Records for this task:
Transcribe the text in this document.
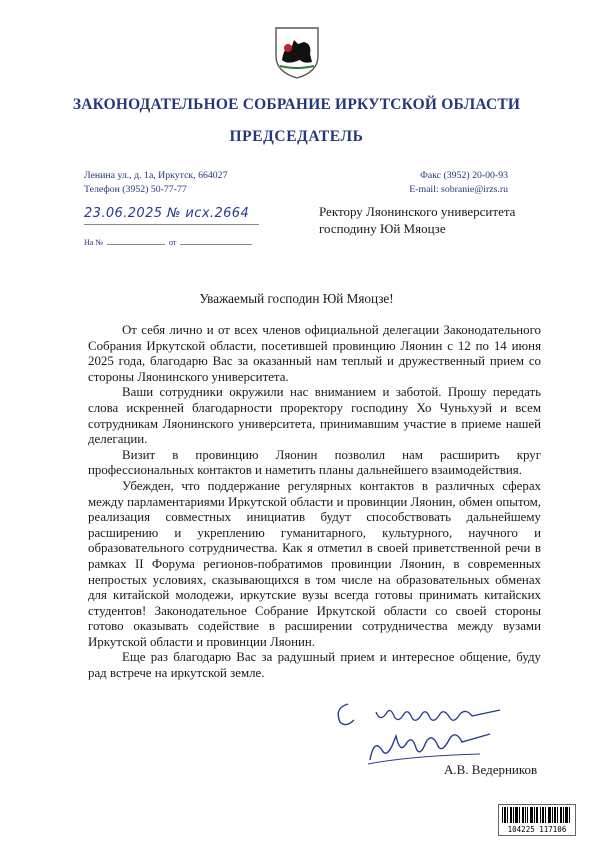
ЗАКОНОДАТЕЛЬНОЕ СОБРАНИЕ ИРКУТСКОЙ ОБЛАСТИ
ПРЕДСЕДАТЕЛЬ
Ленина ул., д. 1а, Иркутск, 664027
Телефон (3952) 50-77-77
Факс (3952) 20-00-93
E-mail: sobranie@irzs.ru
23.06.2025 № исх.2664
На №	от
Ректору Ляонинского университета
господину Юй Мяоцзе
Уважаемый господин Юй Мяоцзе!

От себя лично и от всех членов официальной делегации Законодательного Собрания Иркутской области, посетившей провинцию Ляонин с 12 по 14 июня 2025 года, благодарю Вас за оказанный нам теплый и дружественный прием со стороны Ляонинского университета.

Ваши сотрудники окружили нас вниманием и заботой. Прошу передать слова искренней благодарности проректору господину Хо Чуньхуэй и всем сотрудникам Ляонинского университета, принимавшим участие в приеме нашей делегации.

Визит в провинцию Ляонин позволил нам расширить круг профессиональных контактов и наметить планы дальнейшего взаимодействия.

Убежден, что поддержание регулярных контактов в различных сферах между парламентариями Иркутской области и провинции Ляонин, обмен опытом, реализация совместных инициатив будут способствовать дальнейшему расширению и укреплению гуманитарного, культурного, научного и образовательного сотрудничества. Как я отметил в своей приветственной речи в рамках II Форума регионов-побратимов провинции Ляонин, в современных непростых условиях, сказывающихся в том числе на образовательных обменах для китайской молодежи, иркутские вузы всегда готовы принимать китайских студентов! Законодательное Собрание Иркутской области со своей стороны готово оказывать содействие в расширении сотрудничества между вузами Иркутской области и провинции Ляонин.

Еще раз благодарю Вас за радушный прием и интересное общение, буду рад встрече на иркутской земле.

А.В. Ведерников
104225 117106
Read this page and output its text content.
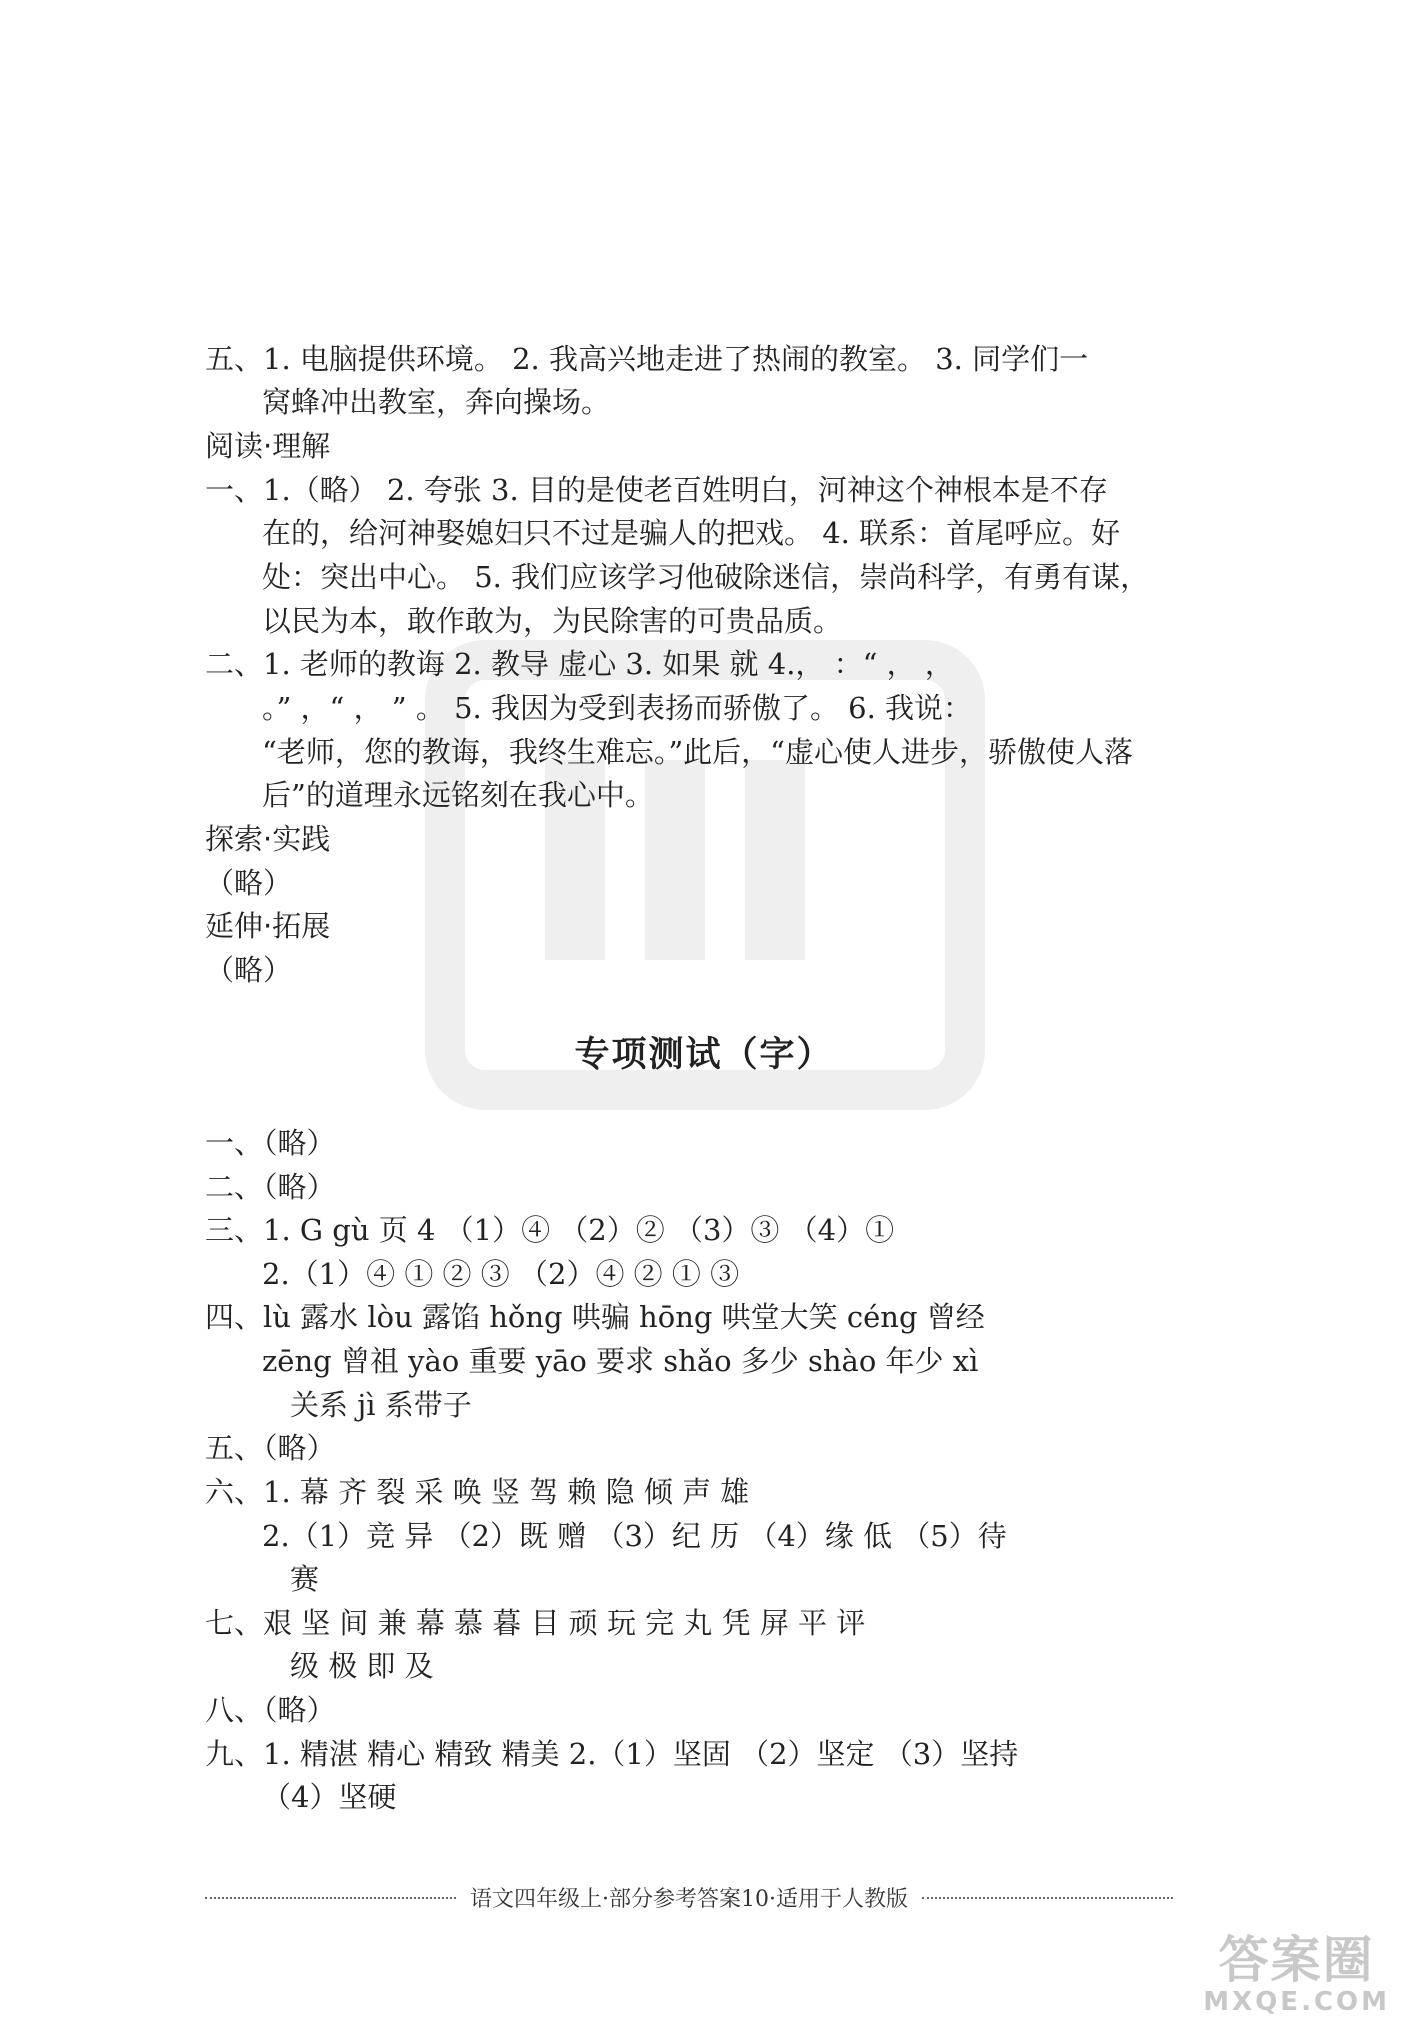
五、1. 电脑提供环境。 2. 我高兴地走进了热闹的教室。 3. 同学们一
窝蜂冲出教室，奔向操场。
阅读·理解
一、1.（略） 2. 夸张 3. 目的是使老百姓明白，河神这个神根本是不存
在的，给河神娶媳妇只不过是骗人的把戏。 4. 联系：首尾呼应。好
处：突出中心。 5. 我们应该学习他破除迷信，崇尚科学，有勇有谋，
以民为本，敢作敢为，为民除害的可贵品质。
二、1. 老师的教诲 2. 教导 虚心 3. 如果 就 4.， ：“ ， ，
。” ，“ ， ” 。 5. 我因为受到表扬而骄傲了。 6. 我说：
“老师，您的教诲，我终生难忘。”此后，“虚心使人进步，骄傲使人落
后”的道理永远铭刻在我心中。
探索·实践
（略）
延伸·拓展
（略）
专项测试（字）
一、（略）
二、（略）
三、1. G gù 页 4 （1）④ （2）② （3）③ （4）①
2.（1）④ ① ② ③ （2）④ ② ① ③
四、lù 露水 lòu 露馅 hǒng 哄骗 hōng 哄堂大笑 céng 曾经
zēng 曾祖 yào 重要 yāo 要求 shǎo 多少 shào 年少 xì
关系 jì 系带子
五、（略）
六、1. 幕 齐 裂 采 唤 竖 驾 赖 隐 倾 声 雄
2.（1）竞 异 （2）既 赠 （3）纪 历 （4）缘 低 （5）待
赛
七、艰 坚 间 兼 幕 慕 暮 目 顽 玩 完 丸 凭 屏 平 评
级 极 即 及
八、（略）
九、1. 精湛 精心 精致 精美 2.（1）坚固 （2）坚定 （3）坚持
（4）坚硬
语文四年级上·部分参考答案10·适用于人教版
答案圈
MXQE.COM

Requirements:
Copy every record above exactly, leaving out the pictures.

The response:
Transcribe the text in this document.
ЗАКОНОДАТЕЛЬНОЕ СОБРАНИЕ ИРКУТСКОЙ ОБЛАСТИ
ПРЕДСЕДАТЕЛЬ
Ленина ул., д. 1а, Иркутск, 664027
Телефон (3952) 50-77-77
Факс (3952) 20-00-93
E-mail: sobranie@irzs.ru
23.06.2025 № исх.2664
На №	от
Ректору Ляонинского университета
господину Юй Мяоцзе
Уважаемый господин Юй Мяоцзе!

От себя лично и от всех членов официальной делегации Законодательного Собрания Иркутской области, посетившей провинцию Ляонин с 12 по 14 июня 2025 года, благодарю Вас за оказанный нам теплый и дружественный прием со стороны Ляонинского университета.

Ваши сотрудники окружили нас вниманием и заботой. Прошу передать слова искренней благодарности проректору господину Хо Чуньхуэй и всем сотрудникам Ляонинского университета, принимавшим участие в приеме нашей делегации.

Визит в провинцию Ляонин позволил нам расширить круг профессиональных контактов и наметить планы дальнейшего взаимодействия.

Убежден, что поддержание регулярных контактов в различных сферах между парламентариями Иркутской области и провинции Ляонин, обмен опытом, реализация совместных инициатив будут способствовать дальнейшему расширению и укреплению гуманитарного, культурного, научного и образовательного сотрудничества. Как я отметил в своей приветственной речи в рамках II Форума регионов-побратимов провинции Ляонин, в современных непростых условиях, сказывающихся в том числе на образовательных обменах для китайской молодежи, иркутские вузы всегда готовы принимать китайских студентов! Законодательное Собрание Иркутской области со своей стороны готово оказывать содействие в расширении сотрудничества между вузами Иркутской области и провинции Ляонин.

Еще раз благодарю Вас за радушный прием и интересное общение, буду рад встрече на иркутской земле.

А.В. Ведерников
104225 117106
Read this page and output its text content.
五、1. 电脑提供环境。 2. 我高兴地走进了热闹的教室。 3. 同学们一
窝蜂冲出教室，奔向操场。
阅读·理解
一、1.（略） 2. 夸张 3. 目的是使老百姓明白，河神这个神根本是不存
在的，给河神娶媳妇只不过是骗人的把戏。 4. 联系：首尾呼应。好
处：突出中心。 5. 我们应该学习他破除迷信，崇尚科学，有勇有谋，
以民为本，敢作敢为，为民除害的可贵品质。
二、1. 老师的教诲 2. 教导 虚心 3. 如果 就 4.， ：“ ， ，
。” ，“ ， ” 。 5. 我因为受到表扬而骄傲了。 6. 我说：
“老师，您的教诲，我终生难忘。”此后，“虚心使人进步，骄傲使人落
后”的道理永远铭刻在我心中。
探索·实践
（略）
延伸·拓展
（略）
专项测试（字）
一、（略）
二、（略）
三、1. G gù 页 4 （1）④ （2）② （3）③ （4）①
2.（1）④ ① ② ③ （2）④ ② ① ③
四、lù 露水 lòu 露馅 hǒng 哄骗 hōng 哄堂大笑 céng 曾经
zēng 曾祖 yào 重要 yāo 要求 shǎo 多少 shào 年少 xì
关系 jì 系带子
五、（略）
六、1. 幕 齐 裂 采 唤 竖 驾 赖 隐 倾 声 雄
2.（1）竞 异 （2）既 赠 （3）纪 历 （4）缘 低 （5）待
赛
七、艰 坚 间 兼 幕 慕 暮 目 顽 玩 完 丸 凭 屏 平 评
级 极 即 及
八、（略）
九、1. 精湛 精心 精致 精美 2.（1）坚固 （2）坚定 （3）坚持
（4）坚硬
语文四年级上·部分参考答案10·适用于人教版
答案圈
MXQE.COM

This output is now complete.